[Data records]
■ ■ ■ ■ ■ ■ ■

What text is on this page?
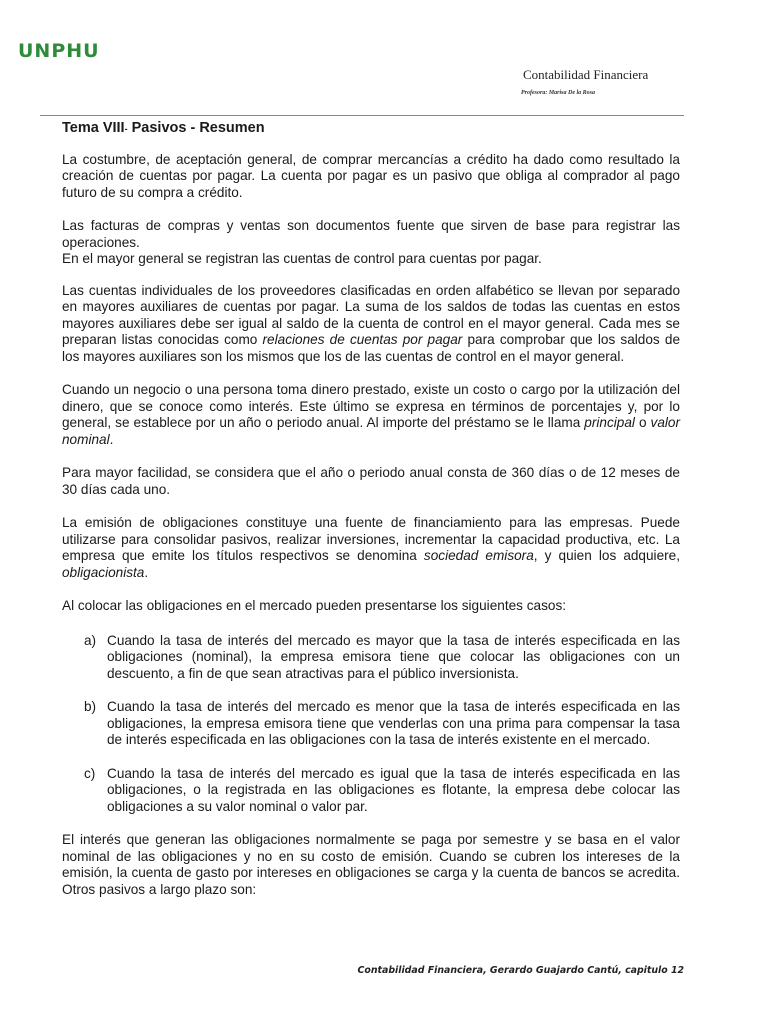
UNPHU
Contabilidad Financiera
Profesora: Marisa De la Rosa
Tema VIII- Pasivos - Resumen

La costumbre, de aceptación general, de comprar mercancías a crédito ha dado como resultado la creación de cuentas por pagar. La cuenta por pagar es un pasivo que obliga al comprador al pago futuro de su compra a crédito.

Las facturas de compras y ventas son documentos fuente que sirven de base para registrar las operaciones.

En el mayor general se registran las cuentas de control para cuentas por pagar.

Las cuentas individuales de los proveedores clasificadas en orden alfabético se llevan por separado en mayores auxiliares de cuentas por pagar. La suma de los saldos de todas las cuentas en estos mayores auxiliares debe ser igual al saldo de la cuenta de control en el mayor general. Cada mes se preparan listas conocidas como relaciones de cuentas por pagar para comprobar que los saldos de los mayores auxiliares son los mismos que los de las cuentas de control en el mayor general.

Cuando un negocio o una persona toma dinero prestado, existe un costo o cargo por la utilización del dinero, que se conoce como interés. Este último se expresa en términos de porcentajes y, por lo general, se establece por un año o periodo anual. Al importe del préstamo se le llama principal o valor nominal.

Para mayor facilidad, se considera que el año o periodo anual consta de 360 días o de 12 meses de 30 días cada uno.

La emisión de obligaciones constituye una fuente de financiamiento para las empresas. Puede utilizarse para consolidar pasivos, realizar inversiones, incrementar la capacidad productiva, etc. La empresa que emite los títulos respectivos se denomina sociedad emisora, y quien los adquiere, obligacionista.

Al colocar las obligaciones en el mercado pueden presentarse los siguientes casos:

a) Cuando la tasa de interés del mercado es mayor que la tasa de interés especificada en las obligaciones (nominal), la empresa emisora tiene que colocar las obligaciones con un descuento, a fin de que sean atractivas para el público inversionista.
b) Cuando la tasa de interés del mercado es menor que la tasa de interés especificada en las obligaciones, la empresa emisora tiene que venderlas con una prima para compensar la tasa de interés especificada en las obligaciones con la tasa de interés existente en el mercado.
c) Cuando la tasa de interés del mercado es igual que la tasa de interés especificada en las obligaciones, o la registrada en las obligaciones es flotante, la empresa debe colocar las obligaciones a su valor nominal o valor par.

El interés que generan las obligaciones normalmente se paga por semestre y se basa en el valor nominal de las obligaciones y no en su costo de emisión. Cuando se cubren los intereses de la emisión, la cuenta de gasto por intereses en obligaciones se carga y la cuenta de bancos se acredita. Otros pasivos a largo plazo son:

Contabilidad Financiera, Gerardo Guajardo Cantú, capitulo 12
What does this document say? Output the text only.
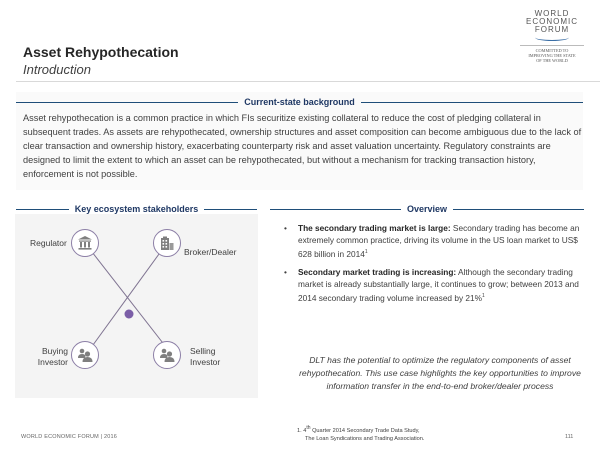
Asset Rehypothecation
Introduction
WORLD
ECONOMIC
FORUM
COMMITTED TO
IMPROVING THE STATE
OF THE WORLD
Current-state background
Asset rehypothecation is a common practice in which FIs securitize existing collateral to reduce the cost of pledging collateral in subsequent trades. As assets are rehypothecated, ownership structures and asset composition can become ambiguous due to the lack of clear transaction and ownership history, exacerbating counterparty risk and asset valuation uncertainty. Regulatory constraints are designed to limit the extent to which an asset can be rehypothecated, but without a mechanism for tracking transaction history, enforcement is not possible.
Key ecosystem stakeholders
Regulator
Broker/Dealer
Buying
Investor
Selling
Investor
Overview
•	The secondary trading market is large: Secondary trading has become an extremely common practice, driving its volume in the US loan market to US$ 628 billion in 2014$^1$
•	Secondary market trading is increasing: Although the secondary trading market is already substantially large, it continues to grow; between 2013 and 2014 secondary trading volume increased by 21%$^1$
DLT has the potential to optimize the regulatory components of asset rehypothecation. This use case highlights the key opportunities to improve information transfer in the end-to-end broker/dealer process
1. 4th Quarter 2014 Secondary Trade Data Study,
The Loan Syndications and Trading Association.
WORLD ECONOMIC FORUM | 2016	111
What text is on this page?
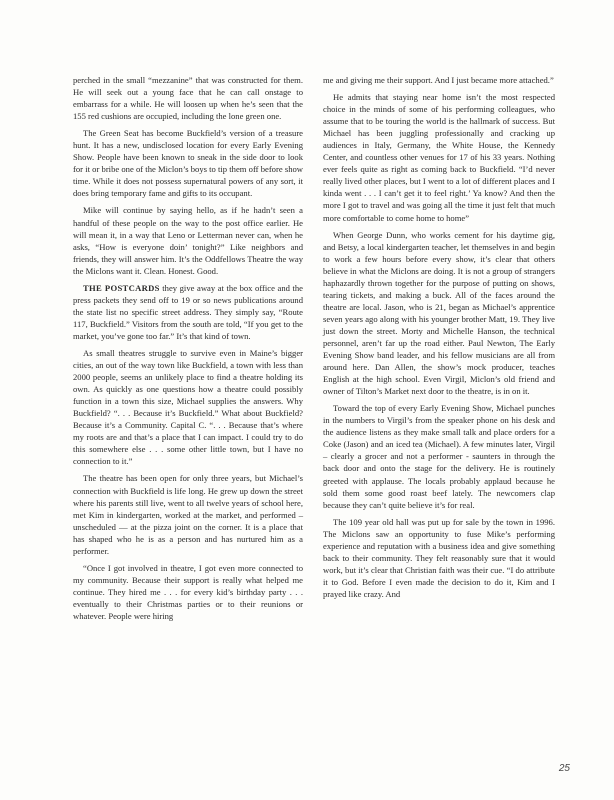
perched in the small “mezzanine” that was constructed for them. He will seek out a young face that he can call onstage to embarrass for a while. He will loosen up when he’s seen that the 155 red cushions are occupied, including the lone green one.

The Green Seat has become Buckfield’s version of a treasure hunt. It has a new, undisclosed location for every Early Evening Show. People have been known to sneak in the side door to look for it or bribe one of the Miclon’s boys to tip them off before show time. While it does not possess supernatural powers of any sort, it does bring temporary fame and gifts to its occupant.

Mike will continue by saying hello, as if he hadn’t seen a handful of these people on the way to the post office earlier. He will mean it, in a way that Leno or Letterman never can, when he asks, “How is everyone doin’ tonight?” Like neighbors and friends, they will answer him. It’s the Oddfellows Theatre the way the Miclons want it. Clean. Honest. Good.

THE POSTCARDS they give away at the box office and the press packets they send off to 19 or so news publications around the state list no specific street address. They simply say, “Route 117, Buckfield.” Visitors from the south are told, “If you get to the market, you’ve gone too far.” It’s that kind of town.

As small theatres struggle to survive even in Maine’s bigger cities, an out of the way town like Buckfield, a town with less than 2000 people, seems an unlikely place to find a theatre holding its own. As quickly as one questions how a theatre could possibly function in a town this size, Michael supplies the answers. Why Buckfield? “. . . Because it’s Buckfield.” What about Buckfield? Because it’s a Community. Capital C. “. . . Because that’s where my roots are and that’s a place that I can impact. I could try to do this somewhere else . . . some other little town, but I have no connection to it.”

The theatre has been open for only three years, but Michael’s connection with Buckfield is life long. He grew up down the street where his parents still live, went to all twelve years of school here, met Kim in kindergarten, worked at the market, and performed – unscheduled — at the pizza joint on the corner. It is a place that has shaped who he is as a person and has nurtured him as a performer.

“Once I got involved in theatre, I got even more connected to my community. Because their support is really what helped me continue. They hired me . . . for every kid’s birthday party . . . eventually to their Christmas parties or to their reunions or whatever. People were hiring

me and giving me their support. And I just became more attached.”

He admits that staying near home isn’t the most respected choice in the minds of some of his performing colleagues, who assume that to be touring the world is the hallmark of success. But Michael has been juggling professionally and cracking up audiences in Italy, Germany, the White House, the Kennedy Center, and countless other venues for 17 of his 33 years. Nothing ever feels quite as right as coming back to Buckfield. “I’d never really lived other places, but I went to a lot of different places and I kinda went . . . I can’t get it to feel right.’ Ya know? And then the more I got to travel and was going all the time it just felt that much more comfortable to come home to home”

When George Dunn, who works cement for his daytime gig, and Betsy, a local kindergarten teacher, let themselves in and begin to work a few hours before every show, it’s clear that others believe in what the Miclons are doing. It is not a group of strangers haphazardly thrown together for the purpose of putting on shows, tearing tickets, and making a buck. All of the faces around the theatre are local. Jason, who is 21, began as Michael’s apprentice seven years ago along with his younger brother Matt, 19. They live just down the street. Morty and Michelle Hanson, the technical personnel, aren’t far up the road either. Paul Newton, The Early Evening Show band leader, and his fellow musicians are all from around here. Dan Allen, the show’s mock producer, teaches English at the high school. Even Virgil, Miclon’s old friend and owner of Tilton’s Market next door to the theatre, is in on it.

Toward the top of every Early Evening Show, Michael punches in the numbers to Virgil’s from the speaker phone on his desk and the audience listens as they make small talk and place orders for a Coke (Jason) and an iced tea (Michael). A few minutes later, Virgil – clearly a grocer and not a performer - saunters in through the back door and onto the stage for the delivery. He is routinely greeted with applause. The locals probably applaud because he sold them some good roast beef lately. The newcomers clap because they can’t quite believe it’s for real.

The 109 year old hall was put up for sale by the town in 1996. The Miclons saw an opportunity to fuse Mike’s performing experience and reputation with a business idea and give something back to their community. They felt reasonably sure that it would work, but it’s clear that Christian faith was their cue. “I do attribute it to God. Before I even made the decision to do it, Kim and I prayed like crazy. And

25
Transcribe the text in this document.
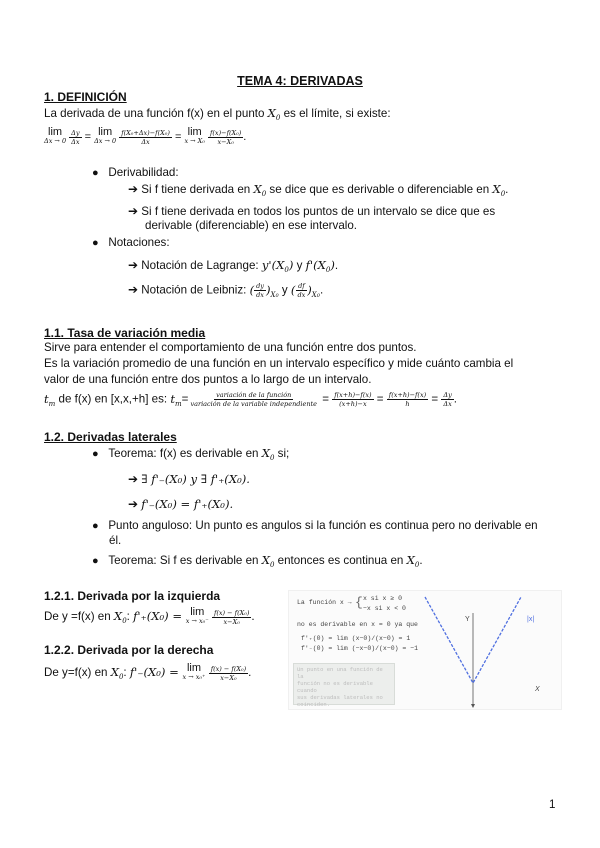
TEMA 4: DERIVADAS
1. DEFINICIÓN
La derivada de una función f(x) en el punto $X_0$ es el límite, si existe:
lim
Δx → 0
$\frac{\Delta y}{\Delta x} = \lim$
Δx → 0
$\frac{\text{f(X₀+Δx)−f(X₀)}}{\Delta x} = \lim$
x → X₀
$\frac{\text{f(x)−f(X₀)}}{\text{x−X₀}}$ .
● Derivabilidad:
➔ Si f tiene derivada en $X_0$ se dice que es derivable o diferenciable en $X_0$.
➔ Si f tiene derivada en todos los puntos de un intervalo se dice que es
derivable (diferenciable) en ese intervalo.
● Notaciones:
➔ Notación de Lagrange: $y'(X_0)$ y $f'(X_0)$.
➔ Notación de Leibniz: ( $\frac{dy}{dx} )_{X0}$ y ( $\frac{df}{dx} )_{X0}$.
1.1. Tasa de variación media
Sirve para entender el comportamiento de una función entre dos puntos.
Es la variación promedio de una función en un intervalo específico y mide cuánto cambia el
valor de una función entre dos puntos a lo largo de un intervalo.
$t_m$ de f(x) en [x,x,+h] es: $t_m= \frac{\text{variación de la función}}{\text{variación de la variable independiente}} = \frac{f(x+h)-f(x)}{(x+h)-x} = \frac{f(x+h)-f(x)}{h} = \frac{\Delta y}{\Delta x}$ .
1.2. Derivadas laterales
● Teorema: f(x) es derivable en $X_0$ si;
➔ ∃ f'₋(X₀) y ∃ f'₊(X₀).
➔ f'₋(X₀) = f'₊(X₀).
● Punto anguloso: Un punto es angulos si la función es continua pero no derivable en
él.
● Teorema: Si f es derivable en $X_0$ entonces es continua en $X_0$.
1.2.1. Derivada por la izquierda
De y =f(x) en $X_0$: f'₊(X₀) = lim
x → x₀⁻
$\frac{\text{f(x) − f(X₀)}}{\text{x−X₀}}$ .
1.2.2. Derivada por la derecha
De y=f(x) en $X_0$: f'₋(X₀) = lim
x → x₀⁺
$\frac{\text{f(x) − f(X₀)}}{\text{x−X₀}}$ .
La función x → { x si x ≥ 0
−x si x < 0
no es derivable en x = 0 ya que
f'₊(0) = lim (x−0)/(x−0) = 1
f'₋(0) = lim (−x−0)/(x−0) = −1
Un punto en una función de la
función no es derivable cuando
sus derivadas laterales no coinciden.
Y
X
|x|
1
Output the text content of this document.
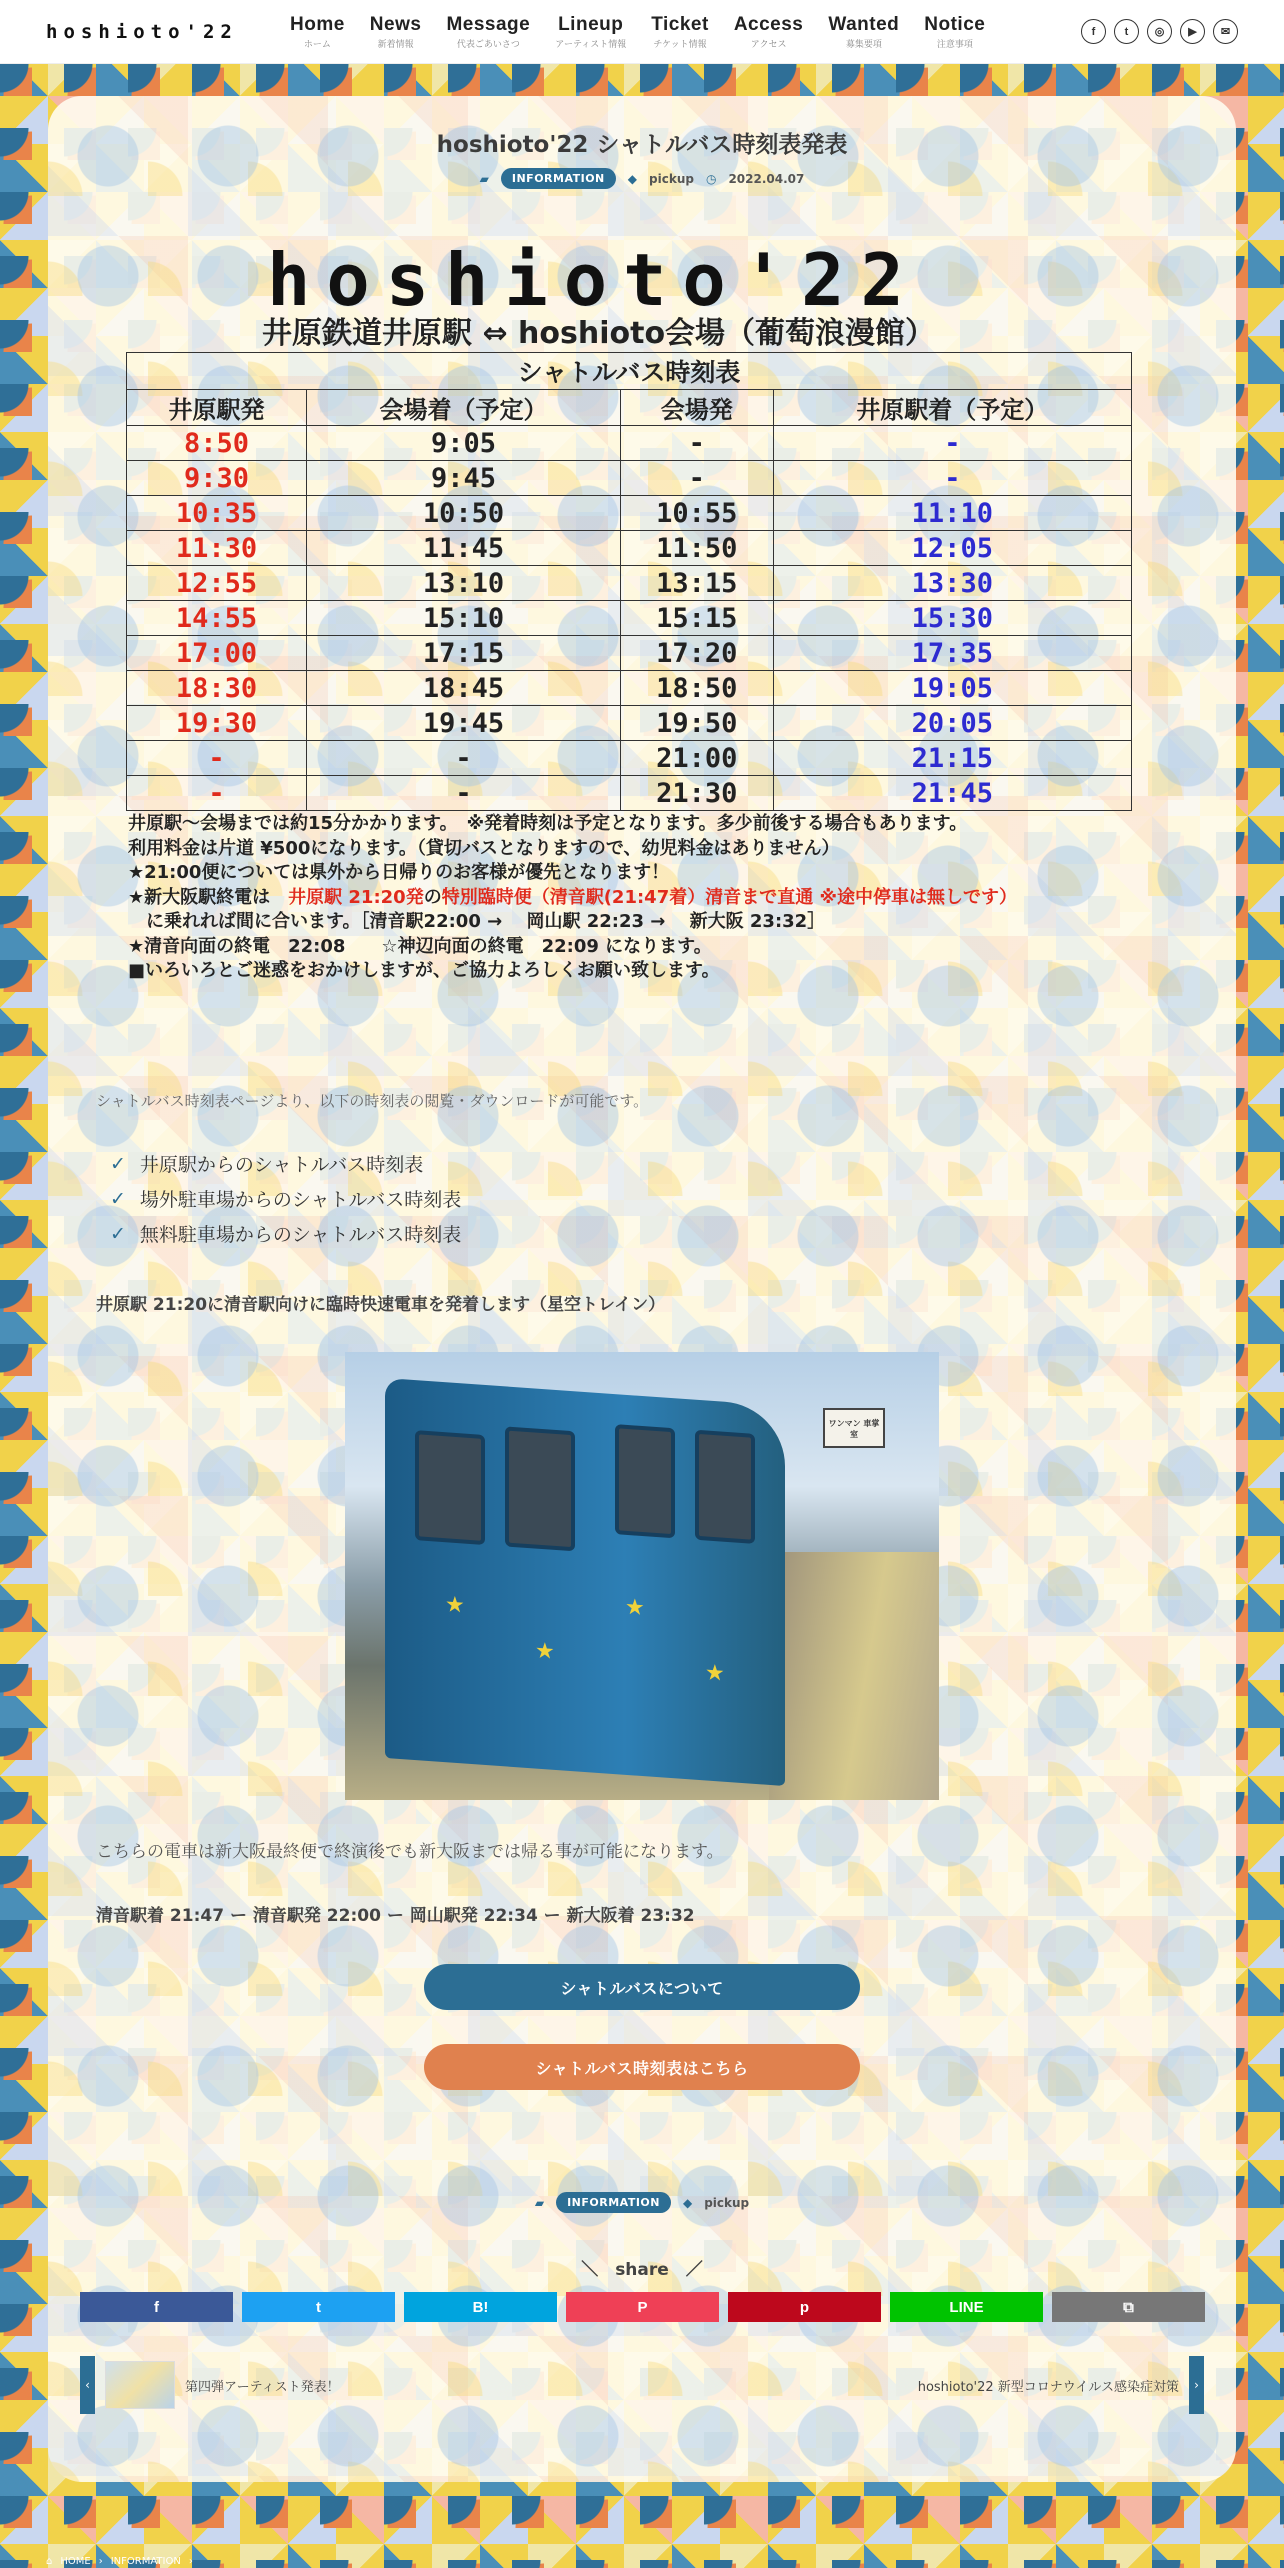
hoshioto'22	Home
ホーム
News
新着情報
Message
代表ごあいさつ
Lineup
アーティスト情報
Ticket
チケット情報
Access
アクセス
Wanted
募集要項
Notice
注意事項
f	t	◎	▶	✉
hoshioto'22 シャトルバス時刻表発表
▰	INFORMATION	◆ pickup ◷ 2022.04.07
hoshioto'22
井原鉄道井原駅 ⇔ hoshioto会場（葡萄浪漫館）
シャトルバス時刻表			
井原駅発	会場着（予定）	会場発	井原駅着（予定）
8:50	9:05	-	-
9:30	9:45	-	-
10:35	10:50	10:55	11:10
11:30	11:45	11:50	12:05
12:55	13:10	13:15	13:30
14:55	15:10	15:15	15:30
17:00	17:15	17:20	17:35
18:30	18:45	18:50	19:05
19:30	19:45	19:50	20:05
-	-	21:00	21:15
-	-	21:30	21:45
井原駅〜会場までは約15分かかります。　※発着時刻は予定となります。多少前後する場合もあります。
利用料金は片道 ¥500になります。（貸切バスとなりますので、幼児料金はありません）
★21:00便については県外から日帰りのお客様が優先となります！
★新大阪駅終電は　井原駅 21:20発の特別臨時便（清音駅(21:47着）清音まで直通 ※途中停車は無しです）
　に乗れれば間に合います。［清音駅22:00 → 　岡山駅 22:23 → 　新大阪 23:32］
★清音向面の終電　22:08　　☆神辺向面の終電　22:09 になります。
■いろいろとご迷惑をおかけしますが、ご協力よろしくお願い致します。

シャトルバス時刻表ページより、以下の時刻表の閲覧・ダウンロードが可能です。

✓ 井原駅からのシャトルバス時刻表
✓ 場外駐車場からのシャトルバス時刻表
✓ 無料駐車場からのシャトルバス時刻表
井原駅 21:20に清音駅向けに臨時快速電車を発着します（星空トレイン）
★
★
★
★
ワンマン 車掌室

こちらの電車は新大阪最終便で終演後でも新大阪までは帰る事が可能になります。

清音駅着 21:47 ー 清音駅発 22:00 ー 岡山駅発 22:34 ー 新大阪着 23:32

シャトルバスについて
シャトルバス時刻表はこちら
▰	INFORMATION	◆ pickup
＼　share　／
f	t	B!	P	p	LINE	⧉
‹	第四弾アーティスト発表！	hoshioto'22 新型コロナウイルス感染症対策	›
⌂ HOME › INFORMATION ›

■ ■ ■ ■ ■ ■ ■

**Prompt:** Provide only the count of lines in the material above that hold the word "Delta".

**Response:** 3